Given task: Drop every picture, then transcribe the remaining data exactly.

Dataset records

=====

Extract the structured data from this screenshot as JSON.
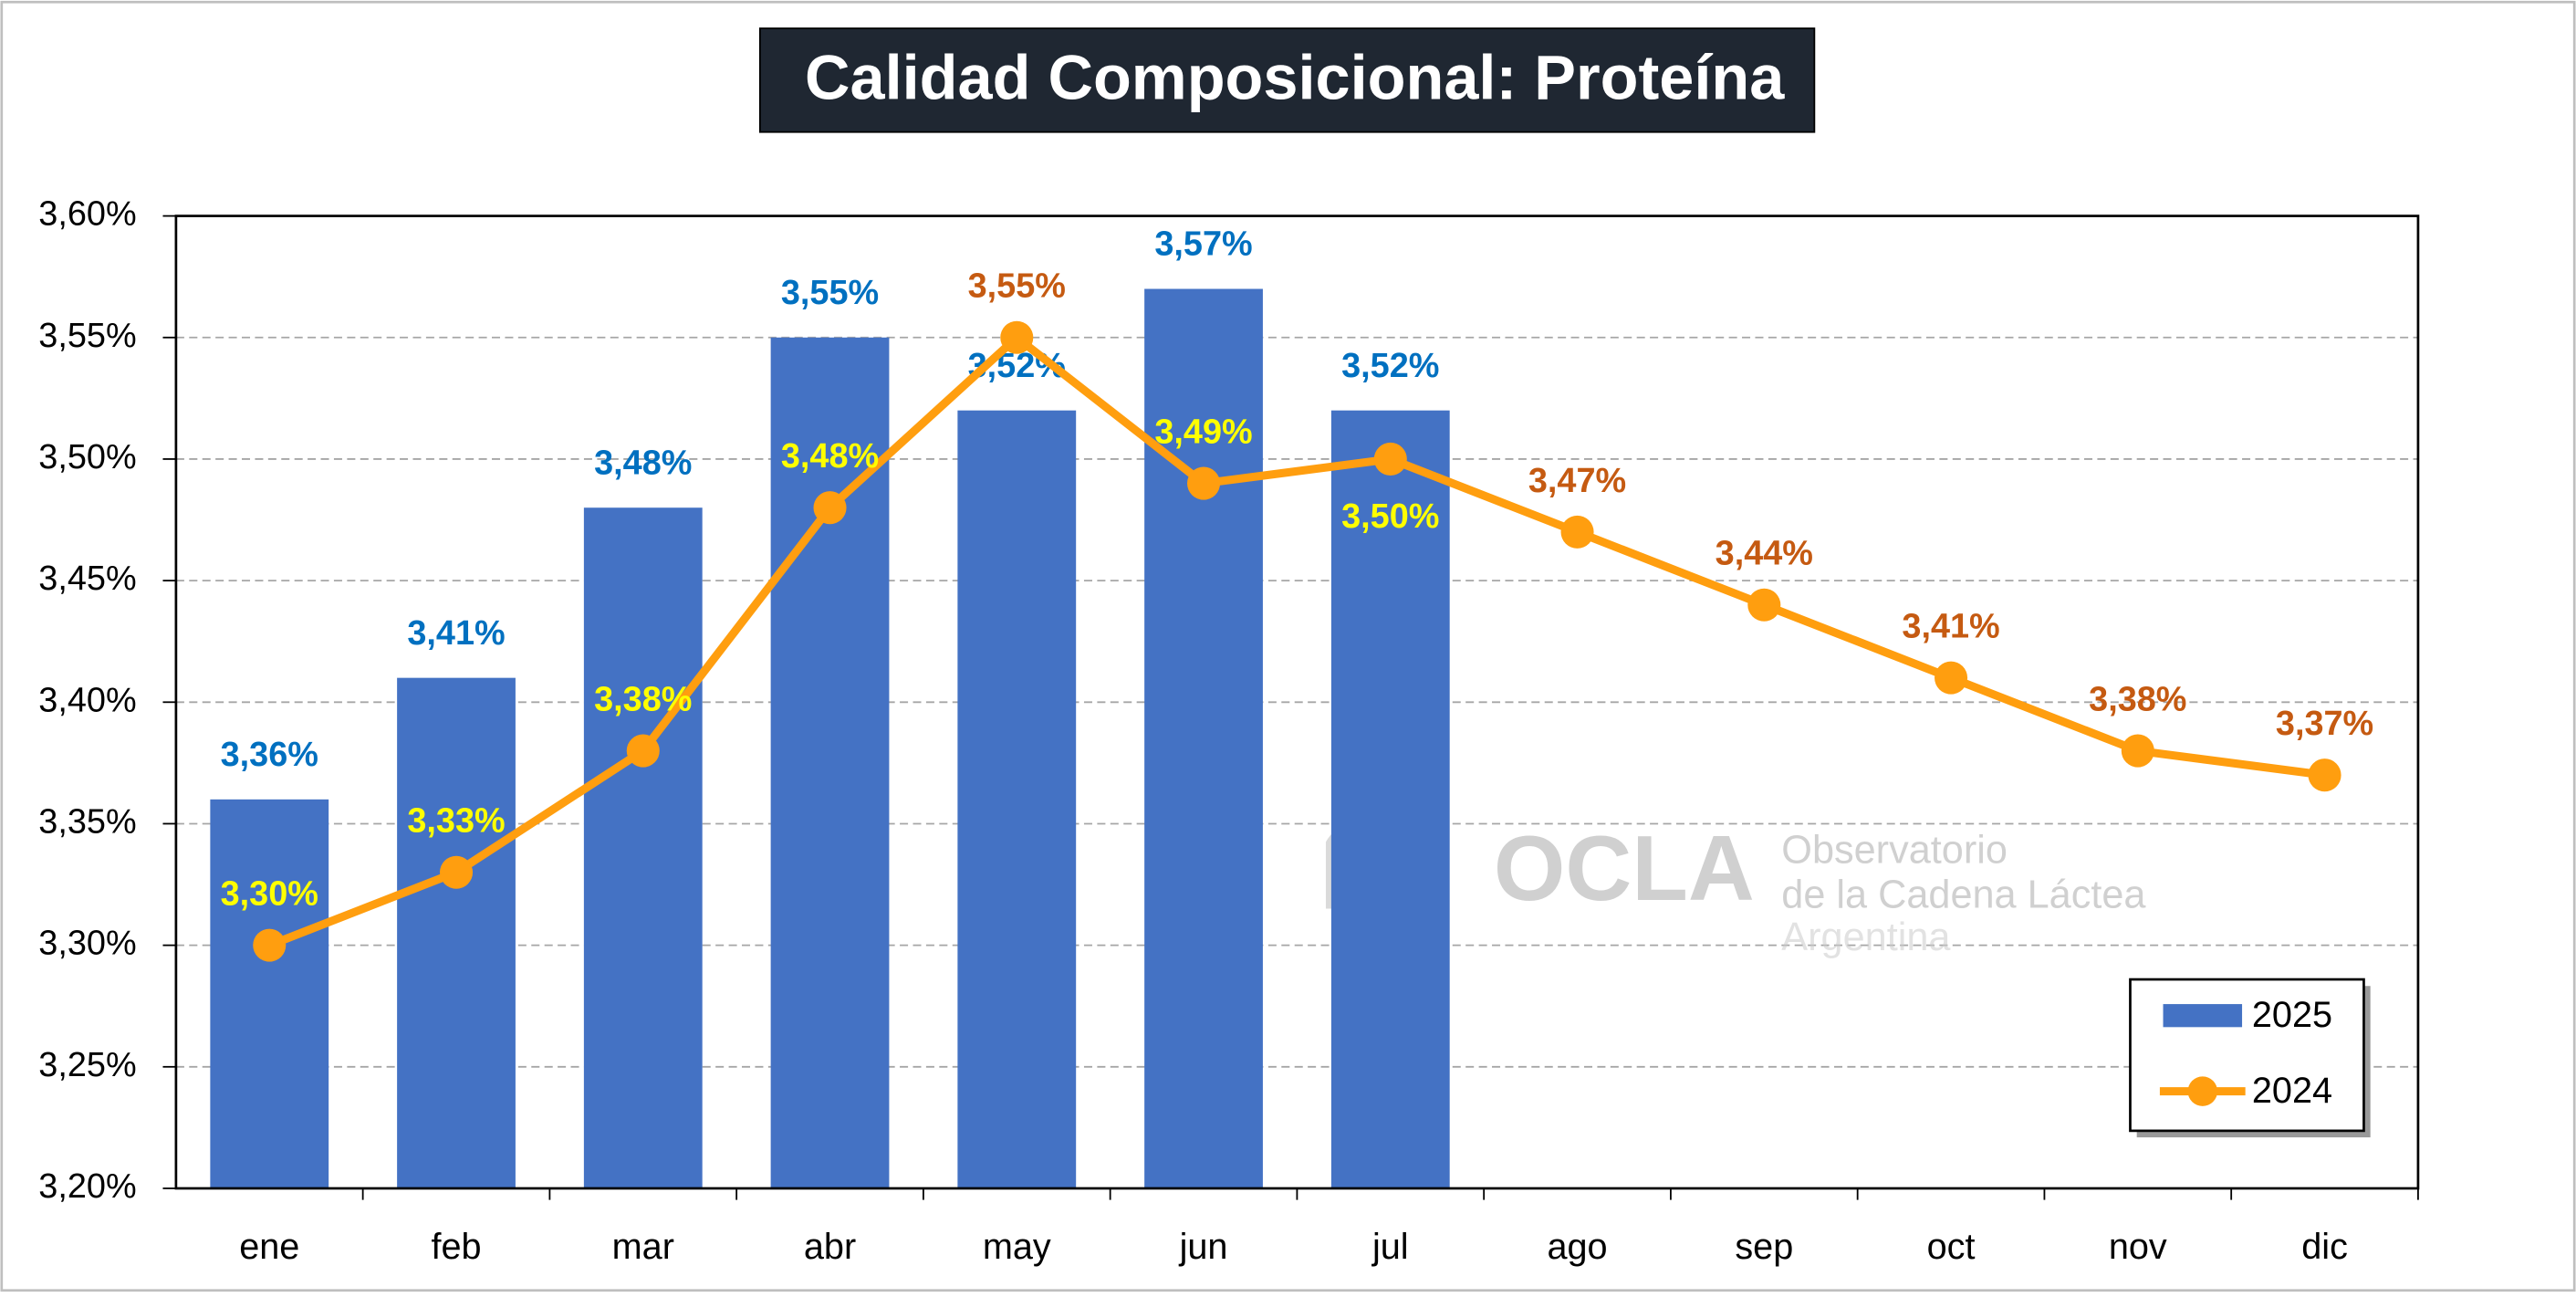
{
  "chart_data": {
    "type": "bar",
    "title": "Calidad Composicional: Proteína",
    "categories": [
      "ene",
      "feb",
      "mar",
      "abr",
      "may",
      "jun",
      "jul",
      "ago",
      "sep",
      "oct",
      "nov",
      "dic"
    ],
    "series": [
      {
        "name": "2025",
        "type": "bar",
        "color": "#4472c4",
        "values": [
          3.36,
          3.41,
          3.48,
          3.55,
          3.52,
          3.57,
          3.52,
          null,
          null,
          null,
          null,
          null
        ],
        "value_labels": [
          "3,36%",
          "3,41%",
          "3,48%",
          "3,55%",
          "3,52%",
          "3,57%",
          "3,52%",
          null,
          null,
          null,
          null,
          null
        ]
      },
      {
        "name": "2024",
        "type": "line",
        "color": "#ff9e0f",
        "values": [
          3.3,
          3.33,
          3.38,
          3.48,
          3.55,
          3.49,
          3.5,
          3.47,
          3.44,
          3.41,
          3.38,
          3.37
        ],
        "value_labels": [
          "3,30%",
          "3,33%",
          "3,38%",
          "3,48%",
          "3,55%",
          "3,49%",
          "3,50%",
          "3,47%",
          "3,44%",
          "3,41%",
          "3,38%",
          "3,37%"
        ]
      }
    ],
    "ylim": [
      3.2,
      3.6
    ],
    "yticks": [
      {
        "value": 3.2,
        "label": "3,20%"
      },
      {
        "value": 3.25,
        "label": "3,25%"
      },
      {
        "value": 3.3,
        "label": "3,30%"
      },
      {
        "value": 3.35,
        "label": "3,35%"
      },
      {
        "value": 3.4,
        "label": "3,40%"
      },
      {
        "value": 3.45,
        "label": "3,45%"
      },
      {
        "value": 3.5,
        "label": "3,50%"
      },
      {
        "value": 3.55,
        "label": "3,55%"
      },
      {
        "value": 3.6,
        "label": "3,60%"
      }
    ],
    "grid": true,
    "legend": "lower right",
    "watermark": {
      "logo": "OCLA",
      "line1": "Observatorio",
      "line2": "de la Cadena Láctea",
      "line3": "Argentina"
    }
  }
}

=====

Worked answer:
Extract the structured data from this screenshot as JSON.
{
  "chart_data": {
    "type": "bar",
    "title": "Calidad Composicional: Proteína",
    "categories": [
      "ene",
      "feb",
      "mar",
      "abr",
      "may",
      "jun",
      "jul",
      "ago",
      "sep",
      "oct",
      "nov",
      "dic"
    ],
    "series": [
      {
        "name": "2025",
        "type": "bar",
        "color": "#4472c4",
        "values": [
          3.36,
          3.41,
          3.48,
          3.55,
          3.52,
          3.57,
          3.52,
          null,
          null,
          null,
          null,
          null
        ],
        "value_labels": [
          "3,36%",
          "3,41%",
          "3,48%",
          "3,55%",
          "3,52%",
          "3,57%",
          "3,52%",
          null,
          null,
          null,
          null,
          null
        ]
      },
      {
        "name": "2024",
        "type": "line",
        "color": "#ff9e0f",
        "values": [
          3.3,
          3.33,
          3.38,
          3.48,
          3.55,
          3.49,
          3.5,
          3.47,
          3.44,
          3.41,
          3.38,
          3.37
        ],
        "value_labels": [
          "3,30%",
          "3,33%",
          "3,38%",
          "3,48%",
          "3,55%",
          "3,49%",
          "3,50%",
          "3,47%",
          "3,44%",
          "3,41%",
          "3,38%",
          "3,37%"
        ]
      }
    ],
    "ylim": [
      3.2,
      3.6
    ],
    "yticks": [
      {
        "value": 3.2,
        "label": "3,20%"
      },
      {
        "value": 3.25,
        "label": "3,25%"
      },
      {
        "value": 3.3,
        "label": "3,30%"
      },
      {
        "value": 3.35,
        "label": "3,35%"
      },
      {
        "value": 3.4,
        "label": "3,40%"
      },
      {
        "value": 3.45,
        "label": "3,45%"
      },
      {
        "value": 3.5,
        "label": "3,50%"
      },
      {
        "value": 3.55,
        "label": "3,55%"
      },
      {
        "value": 3.6,
        "label": "3,60%"
      }
    ],
    "grid": true,
    "legend": "lower right",
    "watermark": {
      "logo": "OCLA",
      "line1": "Observatorio",
      "line2": "de la Cadena Láctea",
      "line3": "Argentina"
    }
  }
}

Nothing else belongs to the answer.